Task prompt: Locate every line below that contains the word "club" and copy it.
** begin Supplied records **
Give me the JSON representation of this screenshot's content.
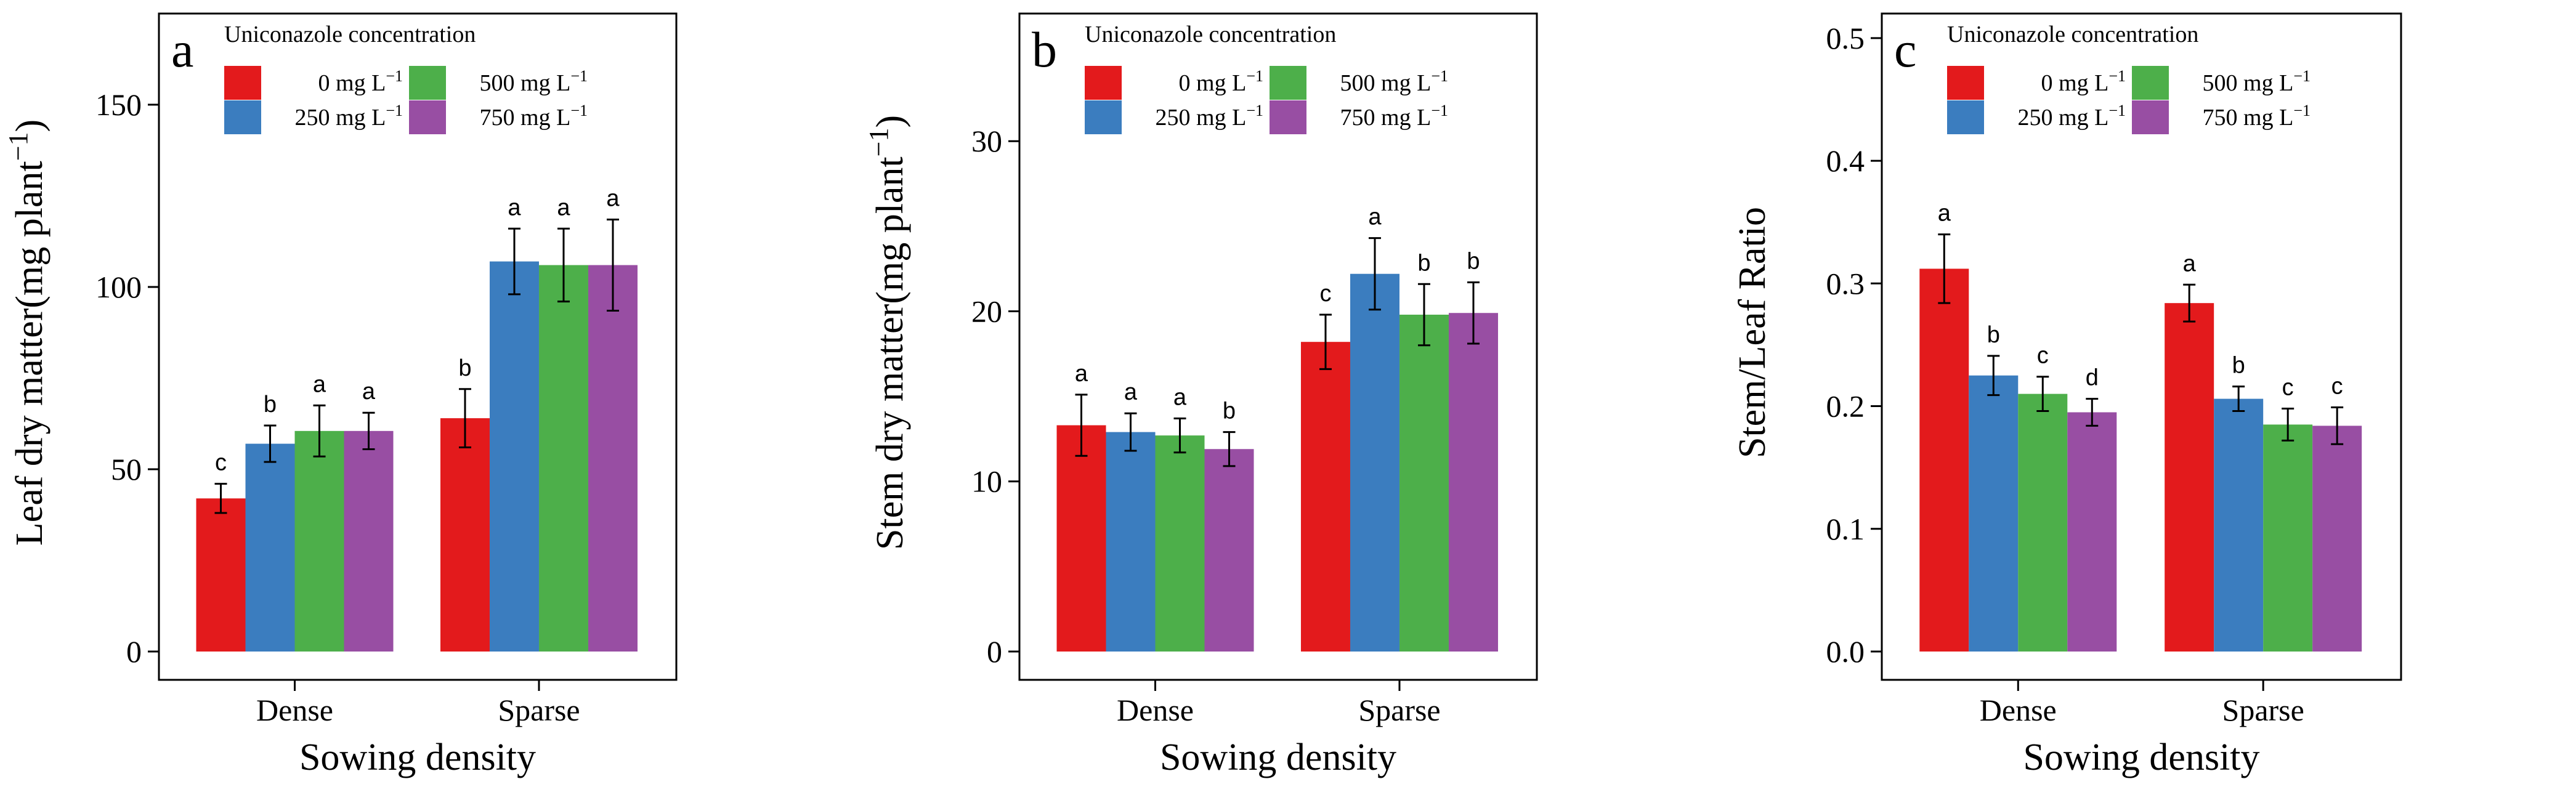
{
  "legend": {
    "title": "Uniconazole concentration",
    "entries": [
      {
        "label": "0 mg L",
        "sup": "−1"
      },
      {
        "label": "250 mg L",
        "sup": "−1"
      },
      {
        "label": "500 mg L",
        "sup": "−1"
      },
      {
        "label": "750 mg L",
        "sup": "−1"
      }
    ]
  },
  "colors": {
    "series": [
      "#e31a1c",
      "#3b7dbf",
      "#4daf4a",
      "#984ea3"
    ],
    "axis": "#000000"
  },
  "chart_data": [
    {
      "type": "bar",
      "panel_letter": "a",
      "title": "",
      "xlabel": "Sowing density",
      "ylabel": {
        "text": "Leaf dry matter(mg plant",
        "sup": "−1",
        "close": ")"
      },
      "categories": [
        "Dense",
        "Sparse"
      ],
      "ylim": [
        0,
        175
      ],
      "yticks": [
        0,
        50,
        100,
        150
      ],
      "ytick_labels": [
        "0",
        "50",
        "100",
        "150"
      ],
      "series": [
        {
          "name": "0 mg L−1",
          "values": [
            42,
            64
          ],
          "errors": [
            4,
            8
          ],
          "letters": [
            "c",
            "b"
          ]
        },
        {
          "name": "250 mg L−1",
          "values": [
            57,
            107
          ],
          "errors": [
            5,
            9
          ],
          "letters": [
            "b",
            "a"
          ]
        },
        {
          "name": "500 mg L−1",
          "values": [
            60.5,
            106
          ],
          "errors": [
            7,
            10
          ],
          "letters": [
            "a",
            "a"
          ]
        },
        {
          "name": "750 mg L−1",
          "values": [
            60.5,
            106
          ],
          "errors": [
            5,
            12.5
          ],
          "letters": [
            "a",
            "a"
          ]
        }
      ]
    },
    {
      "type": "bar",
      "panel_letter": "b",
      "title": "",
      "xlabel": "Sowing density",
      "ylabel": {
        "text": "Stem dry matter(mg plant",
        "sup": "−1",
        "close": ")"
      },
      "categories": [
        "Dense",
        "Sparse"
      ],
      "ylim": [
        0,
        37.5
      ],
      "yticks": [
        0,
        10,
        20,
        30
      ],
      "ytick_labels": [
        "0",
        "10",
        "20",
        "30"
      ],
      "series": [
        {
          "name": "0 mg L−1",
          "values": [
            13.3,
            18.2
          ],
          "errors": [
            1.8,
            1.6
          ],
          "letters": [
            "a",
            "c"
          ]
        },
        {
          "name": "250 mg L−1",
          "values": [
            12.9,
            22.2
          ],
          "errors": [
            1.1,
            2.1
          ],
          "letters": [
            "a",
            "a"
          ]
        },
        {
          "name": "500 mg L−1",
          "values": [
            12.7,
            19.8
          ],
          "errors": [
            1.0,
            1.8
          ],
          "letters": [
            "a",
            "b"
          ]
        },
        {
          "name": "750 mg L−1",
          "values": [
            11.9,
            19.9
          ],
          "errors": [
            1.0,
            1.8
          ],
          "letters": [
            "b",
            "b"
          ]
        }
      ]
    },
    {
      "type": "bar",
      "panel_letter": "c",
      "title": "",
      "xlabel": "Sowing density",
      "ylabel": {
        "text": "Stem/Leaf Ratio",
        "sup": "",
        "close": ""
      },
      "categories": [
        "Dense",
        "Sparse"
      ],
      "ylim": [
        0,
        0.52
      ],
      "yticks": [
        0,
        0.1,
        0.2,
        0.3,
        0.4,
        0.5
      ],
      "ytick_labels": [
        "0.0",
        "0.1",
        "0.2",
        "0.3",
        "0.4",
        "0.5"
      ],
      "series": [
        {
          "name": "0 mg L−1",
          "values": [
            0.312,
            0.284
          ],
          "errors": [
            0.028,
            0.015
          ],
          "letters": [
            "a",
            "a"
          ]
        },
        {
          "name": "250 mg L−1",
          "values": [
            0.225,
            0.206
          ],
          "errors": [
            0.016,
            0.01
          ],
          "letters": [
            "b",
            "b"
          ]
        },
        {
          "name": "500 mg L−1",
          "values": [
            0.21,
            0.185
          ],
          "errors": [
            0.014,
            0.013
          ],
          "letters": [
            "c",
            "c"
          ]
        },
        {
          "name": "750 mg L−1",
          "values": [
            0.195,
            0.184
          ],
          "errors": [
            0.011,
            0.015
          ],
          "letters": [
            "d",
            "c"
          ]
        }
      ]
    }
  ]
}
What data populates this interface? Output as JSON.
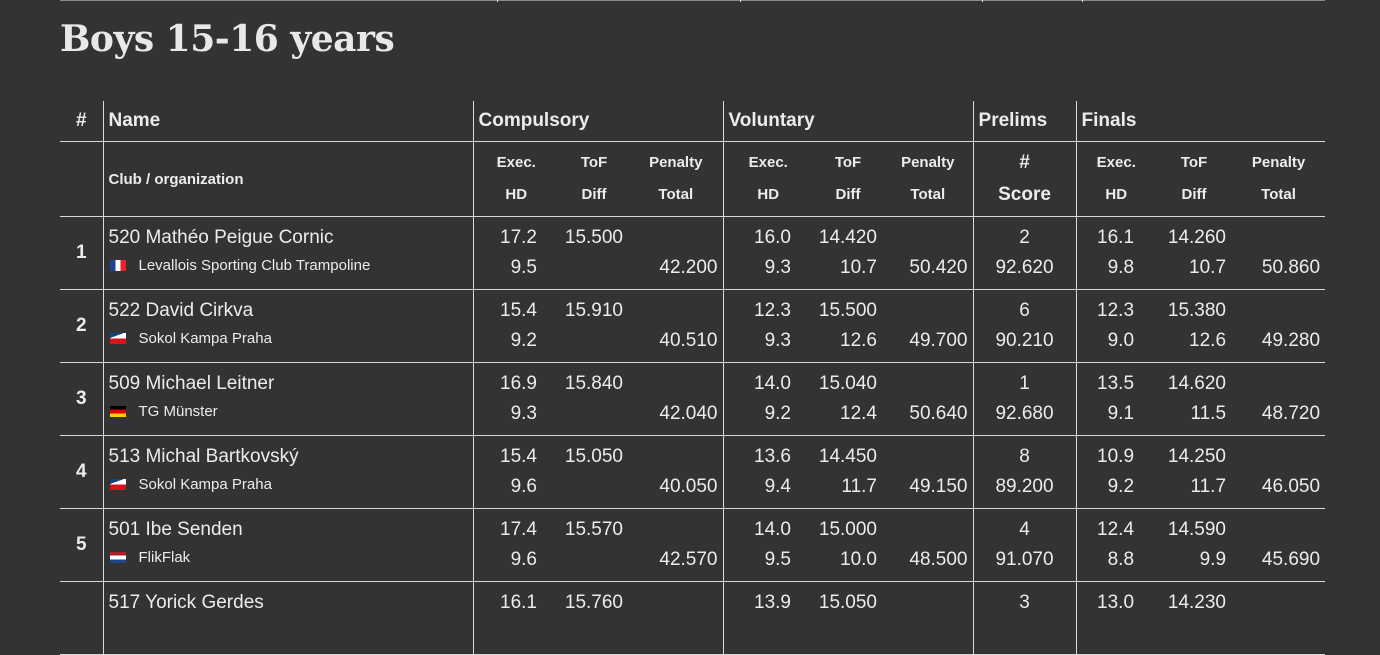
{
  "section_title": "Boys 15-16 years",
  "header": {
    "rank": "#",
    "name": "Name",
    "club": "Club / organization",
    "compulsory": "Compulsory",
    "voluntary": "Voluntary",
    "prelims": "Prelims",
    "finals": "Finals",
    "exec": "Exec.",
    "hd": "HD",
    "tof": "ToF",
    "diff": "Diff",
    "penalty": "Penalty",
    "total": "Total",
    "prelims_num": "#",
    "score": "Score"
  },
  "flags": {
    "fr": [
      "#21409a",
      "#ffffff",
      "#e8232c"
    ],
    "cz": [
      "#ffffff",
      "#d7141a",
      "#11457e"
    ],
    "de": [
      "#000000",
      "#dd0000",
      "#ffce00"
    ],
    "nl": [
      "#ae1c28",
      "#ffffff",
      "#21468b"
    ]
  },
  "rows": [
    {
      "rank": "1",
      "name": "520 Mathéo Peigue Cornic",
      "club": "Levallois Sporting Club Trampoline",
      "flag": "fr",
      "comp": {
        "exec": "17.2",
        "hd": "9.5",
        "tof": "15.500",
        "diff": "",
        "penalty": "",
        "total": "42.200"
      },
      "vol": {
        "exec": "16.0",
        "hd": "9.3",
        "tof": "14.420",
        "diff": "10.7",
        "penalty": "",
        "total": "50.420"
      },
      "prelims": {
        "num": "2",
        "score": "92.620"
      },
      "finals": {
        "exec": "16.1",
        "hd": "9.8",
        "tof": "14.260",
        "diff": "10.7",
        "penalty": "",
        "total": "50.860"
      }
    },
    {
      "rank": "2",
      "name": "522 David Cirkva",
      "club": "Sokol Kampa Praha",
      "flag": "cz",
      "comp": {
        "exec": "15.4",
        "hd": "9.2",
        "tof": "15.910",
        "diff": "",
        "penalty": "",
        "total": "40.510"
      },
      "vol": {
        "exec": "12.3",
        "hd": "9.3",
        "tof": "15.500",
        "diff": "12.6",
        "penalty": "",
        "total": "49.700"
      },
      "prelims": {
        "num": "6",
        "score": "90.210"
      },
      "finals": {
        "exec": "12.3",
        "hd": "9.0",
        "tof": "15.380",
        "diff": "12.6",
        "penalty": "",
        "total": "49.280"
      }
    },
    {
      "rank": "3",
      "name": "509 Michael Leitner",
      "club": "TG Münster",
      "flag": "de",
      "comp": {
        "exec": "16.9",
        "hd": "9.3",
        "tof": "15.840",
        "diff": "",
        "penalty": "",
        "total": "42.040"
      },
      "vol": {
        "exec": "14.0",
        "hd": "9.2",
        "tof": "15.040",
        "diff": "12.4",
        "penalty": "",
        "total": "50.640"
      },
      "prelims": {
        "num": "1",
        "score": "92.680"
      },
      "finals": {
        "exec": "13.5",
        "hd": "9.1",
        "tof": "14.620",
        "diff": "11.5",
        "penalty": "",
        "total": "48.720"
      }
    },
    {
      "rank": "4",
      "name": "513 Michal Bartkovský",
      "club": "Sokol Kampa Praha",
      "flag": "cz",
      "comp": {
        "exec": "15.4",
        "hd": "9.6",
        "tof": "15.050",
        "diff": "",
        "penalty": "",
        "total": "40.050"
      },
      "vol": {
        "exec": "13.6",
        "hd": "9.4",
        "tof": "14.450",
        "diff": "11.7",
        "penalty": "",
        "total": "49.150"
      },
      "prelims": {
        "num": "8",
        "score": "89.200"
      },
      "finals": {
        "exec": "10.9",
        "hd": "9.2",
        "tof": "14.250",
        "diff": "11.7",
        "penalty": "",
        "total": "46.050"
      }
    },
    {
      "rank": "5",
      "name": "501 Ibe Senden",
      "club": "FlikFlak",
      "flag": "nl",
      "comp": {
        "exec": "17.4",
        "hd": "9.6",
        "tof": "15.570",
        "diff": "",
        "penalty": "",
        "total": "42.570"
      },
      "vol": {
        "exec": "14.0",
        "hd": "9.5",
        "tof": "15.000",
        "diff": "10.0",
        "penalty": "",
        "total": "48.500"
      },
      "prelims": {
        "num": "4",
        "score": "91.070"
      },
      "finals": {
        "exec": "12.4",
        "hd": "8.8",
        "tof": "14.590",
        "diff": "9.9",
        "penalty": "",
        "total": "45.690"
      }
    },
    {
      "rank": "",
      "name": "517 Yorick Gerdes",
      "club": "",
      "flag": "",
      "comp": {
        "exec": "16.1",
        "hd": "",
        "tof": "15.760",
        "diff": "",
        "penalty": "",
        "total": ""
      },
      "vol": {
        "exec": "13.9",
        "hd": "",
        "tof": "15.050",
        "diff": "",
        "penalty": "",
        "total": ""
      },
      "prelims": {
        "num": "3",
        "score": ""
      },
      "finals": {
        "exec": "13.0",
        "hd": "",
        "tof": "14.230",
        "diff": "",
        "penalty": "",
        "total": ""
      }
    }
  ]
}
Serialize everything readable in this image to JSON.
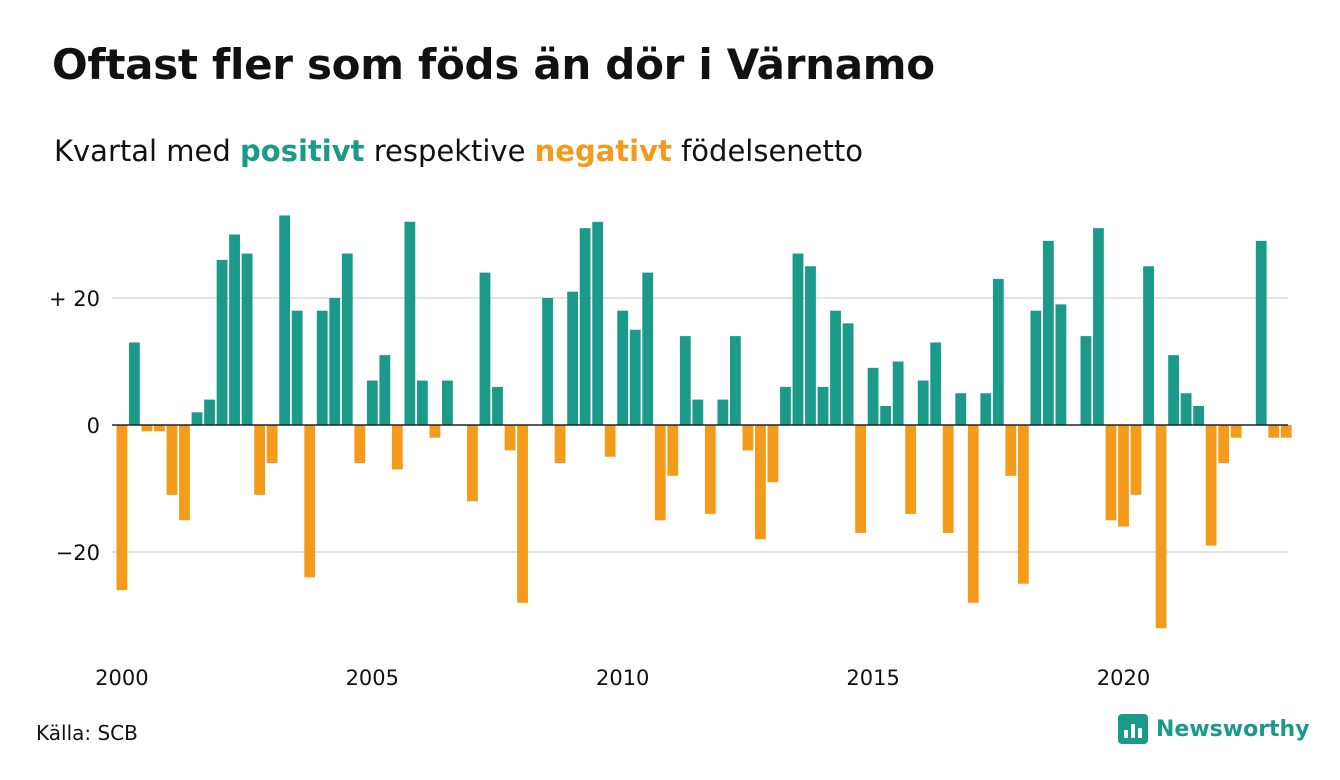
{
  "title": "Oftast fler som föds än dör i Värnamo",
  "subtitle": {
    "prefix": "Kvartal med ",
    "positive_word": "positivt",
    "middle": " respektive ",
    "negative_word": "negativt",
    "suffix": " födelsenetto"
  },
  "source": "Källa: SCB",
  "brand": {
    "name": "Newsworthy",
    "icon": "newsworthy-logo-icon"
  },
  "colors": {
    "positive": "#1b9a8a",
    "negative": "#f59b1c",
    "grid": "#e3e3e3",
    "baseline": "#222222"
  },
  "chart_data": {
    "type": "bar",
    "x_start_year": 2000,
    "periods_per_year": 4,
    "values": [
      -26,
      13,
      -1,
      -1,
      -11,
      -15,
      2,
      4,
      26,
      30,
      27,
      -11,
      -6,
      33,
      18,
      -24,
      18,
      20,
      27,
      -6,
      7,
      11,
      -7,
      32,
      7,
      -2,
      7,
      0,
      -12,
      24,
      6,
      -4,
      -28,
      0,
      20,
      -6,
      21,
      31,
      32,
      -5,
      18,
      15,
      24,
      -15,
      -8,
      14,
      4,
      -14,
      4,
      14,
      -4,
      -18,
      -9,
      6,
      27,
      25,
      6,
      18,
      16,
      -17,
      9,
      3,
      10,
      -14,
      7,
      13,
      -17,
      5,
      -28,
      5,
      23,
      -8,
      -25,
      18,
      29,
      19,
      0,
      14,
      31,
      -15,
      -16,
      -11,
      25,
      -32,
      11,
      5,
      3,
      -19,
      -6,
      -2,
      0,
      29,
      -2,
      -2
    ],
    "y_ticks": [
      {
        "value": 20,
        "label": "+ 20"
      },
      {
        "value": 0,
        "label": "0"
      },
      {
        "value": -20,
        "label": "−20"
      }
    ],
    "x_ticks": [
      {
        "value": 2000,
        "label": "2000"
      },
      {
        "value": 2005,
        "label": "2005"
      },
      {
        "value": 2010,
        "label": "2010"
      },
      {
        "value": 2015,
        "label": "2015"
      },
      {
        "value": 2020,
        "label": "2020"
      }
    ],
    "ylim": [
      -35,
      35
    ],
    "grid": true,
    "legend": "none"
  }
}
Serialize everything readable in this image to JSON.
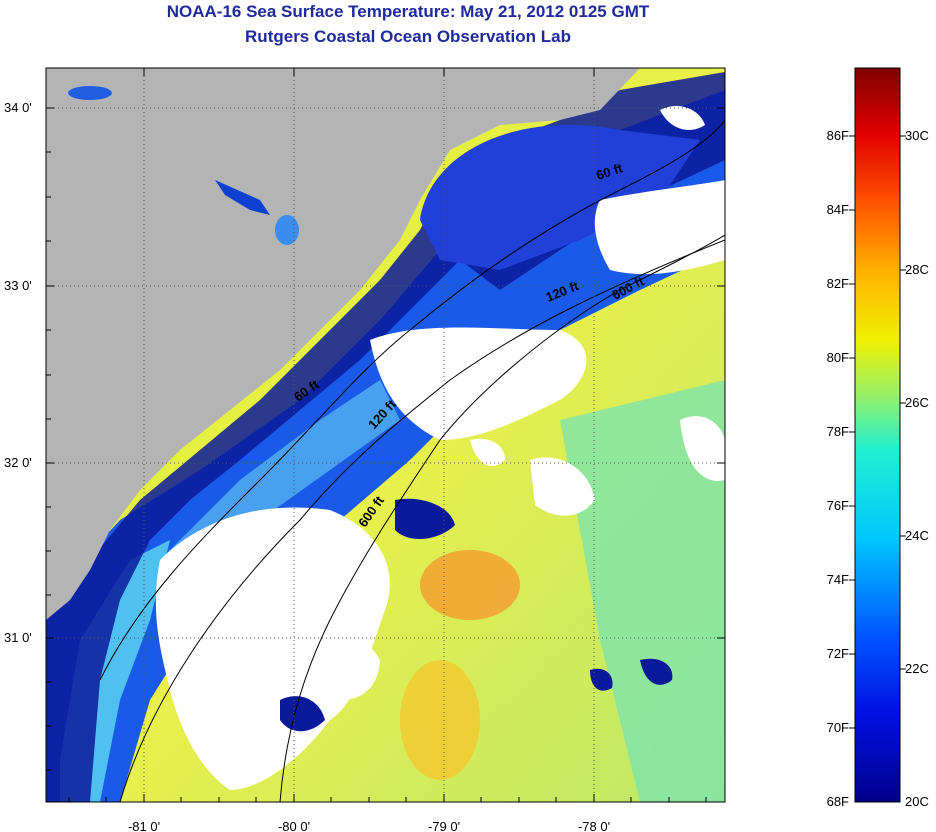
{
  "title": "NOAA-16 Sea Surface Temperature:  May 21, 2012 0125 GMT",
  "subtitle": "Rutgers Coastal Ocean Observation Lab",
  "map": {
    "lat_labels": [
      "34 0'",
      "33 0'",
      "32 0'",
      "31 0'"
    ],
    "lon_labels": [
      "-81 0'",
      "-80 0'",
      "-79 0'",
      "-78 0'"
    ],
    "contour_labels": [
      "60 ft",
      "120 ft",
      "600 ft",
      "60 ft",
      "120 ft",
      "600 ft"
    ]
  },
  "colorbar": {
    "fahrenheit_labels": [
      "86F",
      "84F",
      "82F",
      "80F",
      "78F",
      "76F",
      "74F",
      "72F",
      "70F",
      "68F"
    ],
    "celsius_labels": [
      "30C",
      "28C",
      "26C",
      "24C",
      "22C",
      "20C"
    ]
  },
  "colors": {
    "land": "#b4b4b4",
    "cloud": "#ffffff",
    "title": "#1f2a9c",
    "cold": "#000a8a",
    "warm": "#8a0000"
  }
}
** end Supplied records **
Expected answer:
    "club": "Club / organization",
      "club": "Levallois Sporting Club Trampoline",
      "club": "Sokol Kampa Praha",
      "club": "TG Münster",
      "club": "Sokol Kampa Praha",
      "club": "FlikFlak",
      "club": "",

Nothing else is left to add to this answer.